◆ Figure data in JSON
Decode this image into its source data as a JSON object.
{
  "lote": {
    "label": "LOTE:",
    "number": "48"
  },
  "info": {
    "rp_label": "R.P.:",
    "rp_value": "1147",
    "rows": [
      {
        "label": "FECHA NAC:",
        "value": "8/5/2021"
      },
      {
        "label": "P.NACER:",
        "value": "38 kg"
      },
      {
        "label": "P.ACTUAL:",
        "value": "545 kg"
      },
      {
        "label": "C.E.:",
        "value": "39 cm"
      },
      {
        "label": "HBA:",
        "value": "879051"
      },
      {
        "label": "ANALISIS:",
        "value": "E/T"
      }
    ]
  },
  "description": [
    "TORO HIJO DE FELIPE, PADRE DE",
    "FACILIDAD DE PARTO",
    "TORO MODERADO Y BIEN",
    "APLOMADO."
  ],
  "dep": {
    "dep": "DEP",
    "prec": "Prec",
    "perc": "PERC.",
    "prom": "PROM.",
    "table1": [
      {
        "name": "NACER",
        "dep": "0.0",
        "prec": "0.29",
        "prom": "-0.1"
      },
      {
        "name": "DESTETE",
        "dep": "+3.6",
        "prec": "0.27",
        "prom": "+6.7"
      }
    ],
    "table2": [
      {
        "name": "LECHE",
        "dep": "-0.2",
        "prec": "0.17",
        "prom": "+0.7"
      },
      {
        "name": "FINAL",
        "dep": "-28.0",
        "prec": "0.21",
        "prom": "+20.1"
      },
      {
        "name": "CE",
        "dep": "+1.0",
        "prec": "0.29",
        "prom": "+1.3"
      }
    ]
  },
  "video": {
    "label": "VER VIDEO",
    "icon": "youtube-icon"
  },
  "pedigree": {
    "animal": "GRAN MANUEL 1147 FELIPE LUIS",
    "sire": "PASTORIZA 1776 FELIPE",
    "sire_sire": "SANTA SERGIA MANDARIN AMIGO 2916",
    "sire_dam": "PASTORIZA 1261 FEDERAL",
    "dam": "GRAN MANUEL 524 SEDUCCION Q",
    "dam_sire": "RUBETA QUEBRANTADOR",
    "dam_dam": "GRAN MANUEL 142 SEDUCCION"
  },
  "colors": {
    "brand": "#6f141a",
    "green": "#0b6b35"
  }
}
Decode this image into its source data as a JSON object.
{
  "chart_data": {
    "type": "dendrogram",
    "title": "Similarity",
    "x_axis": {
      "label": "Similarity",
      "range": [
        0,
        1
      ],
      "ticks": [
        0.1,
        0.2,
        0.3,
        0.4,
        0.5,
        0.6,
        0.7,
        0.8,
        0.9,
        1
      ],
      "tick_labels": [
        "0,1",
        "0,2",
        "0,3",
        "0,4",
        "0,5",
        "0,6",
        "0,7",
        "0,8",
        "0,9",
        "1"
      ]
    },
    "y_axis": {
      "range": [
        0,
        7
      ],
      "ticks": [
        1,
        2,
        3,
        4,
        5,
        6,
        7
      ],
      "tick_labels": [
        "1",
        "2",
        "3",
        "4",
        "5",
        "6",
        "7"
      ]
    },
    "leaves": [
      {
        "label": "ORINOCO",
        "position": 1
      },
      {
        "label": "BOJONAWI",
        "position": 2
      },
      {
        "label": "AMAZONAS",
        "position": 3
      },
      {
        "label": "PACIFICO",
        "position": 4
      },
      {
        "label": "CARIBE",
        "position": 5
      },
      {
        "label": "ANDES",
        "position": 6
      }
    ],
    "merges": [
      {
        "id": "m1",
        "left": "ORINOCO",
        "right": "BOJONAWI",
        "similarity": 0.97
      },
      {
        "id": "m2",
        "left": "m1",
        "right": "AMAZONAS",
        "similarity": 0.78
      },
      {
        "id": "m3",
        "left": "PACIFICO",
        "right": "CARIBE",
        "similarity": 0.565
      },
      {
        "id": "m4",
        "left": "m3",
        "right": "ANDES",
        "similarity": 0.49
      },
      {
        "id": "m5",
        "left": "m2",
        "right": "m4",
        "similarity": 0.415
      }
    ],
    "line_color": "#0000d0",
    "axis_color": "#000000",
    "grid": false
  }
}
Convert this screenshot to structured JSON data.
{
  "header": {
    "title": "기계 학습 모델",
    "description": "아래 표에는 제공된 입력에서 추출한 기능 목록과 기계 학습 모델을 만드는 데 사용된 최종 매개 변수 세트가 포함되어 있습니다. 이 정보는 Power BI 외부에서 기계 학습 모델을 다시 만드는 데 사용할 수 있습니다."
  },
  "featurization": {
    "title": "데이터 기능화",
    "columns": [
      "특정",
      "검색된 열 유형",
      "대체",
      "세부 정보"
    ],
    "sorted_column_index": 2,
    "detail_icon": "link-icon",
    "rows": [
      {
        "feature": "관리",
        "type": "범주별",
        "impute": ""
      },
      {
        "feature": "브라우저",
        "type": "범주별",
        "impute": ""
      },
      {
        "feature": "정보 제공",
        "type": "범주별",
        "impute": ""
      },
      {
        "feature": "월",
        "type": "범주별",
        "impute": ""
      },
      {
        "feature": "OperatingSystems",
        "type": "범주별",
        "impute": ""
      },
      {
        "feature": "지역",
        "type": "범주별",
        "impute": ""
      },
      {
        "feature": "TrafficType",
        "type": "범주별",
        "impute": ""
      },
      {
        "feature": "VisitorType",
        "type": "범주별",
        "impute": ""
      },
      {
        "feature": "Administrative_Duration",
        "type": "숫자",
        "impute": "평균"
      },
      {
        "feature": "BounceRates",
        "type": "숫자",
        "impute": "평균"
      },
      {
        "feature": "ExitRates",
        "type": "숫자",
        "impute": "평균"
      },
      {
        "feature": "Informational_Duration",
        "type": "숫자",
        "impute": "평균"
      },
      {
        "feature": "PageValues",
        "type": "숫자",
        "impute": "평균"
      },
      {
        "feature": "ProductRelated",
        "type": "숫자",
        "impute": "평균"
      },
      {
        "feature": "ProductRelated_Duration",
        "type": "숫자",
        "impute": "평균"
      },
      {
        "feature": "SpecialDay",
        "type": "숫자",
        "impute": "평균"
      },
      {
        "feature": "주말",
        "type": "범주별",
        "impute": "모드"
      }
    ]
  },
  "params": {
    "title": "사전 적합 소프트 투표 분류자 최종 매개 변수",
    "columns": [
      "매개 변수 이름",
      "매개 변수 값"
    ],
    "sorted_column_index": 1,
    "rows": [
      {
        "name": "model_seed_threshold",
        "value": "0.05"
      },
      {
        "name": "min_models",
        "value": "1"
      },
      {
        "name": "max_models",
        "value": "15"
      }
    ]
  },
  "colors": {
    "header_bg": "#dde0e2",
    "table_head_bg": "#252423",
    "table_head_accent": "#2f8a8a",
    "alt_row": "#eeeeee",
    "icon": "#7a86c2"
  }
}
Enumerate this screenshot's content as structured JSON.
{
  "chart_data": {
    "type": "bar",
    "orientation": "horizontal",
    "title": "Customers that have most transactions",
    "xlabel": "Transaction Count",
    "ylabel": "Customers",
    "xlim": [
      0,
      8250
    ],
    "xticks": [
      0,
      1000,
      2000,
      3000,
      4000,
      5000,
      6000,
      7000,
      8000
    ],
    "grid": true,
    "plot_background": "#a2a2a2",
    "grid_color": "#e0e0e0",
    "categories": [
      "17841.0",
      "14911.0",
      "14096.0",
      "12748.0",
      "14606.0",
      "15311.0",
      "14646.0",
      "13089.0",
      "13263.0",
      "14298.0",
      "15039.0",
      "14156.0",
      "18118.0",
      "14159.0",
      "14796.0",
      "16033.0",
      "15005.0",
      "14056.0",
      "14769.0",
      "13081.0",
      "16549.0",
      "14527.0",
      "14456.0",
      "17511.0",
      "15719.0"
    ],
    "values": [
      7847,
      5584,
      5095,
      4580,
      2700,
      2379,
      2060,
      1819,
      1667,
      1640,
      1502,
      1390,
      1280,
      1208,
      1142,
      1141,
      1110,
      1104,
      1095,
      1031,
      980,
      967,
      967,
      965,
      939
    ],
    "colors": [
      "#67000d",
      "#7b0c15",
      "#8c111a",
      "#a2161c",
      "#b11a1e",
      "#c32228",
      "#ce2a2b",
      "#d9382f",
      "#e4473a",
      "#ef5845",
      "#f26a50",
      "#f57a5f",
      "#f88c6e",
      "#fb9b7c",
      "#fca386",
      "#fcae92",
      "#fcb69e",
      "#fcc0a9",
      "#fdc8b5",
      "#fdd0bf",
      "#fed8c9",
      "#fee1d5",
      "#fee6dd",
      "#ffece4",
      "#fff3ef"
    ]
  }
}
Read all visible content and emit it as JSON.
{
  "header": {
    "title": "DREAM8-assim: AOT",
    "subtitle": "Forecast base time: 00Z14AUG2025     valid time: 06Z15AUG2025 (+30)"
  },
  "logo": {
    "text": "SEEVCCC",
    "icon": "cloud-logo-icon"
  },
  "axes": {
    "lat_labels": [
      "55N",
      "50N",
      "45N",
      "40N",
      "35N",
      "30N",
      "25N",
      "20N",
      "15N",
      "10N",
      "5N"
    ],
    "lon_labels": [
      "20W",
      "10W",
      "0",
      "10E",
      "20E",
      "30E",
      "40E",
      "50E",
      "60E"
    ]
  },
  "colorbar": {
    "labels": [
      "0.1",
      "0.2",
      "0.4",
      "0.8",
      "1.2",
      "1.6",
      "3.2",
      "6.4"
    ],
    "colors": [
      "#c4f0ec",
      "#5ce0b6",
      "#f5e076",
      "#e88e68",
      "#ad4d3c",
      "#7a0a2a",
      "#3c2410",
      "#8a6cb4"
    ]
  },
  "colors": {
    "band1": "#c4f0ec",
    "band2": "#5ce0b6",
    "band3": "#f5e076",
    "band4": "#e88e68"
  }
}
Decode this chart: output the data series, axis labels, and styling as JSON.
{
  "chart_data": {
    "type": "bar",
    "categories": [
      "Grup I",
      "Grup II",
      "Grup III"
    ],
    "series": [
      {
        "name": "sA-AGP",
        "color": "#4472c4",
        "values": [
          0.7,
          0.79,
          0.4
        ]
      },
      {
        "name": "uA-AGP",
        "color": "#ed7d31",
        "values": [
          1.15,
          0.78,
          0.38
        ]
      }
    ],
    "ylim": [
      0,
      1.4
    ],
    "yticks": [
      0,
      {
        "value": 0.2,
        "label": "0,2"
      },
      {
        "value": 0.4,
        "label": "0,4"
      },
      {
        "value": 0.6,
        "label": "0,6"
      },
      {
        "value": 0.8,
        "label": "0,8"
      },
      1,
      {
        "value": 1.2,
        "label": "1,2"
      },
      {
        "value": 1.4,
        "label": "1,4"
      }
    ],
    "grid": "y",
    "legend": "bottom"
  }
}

◆ Exercise instructions
Give the count of lines holding the word "right" and nothing more.

◆ Task answer
5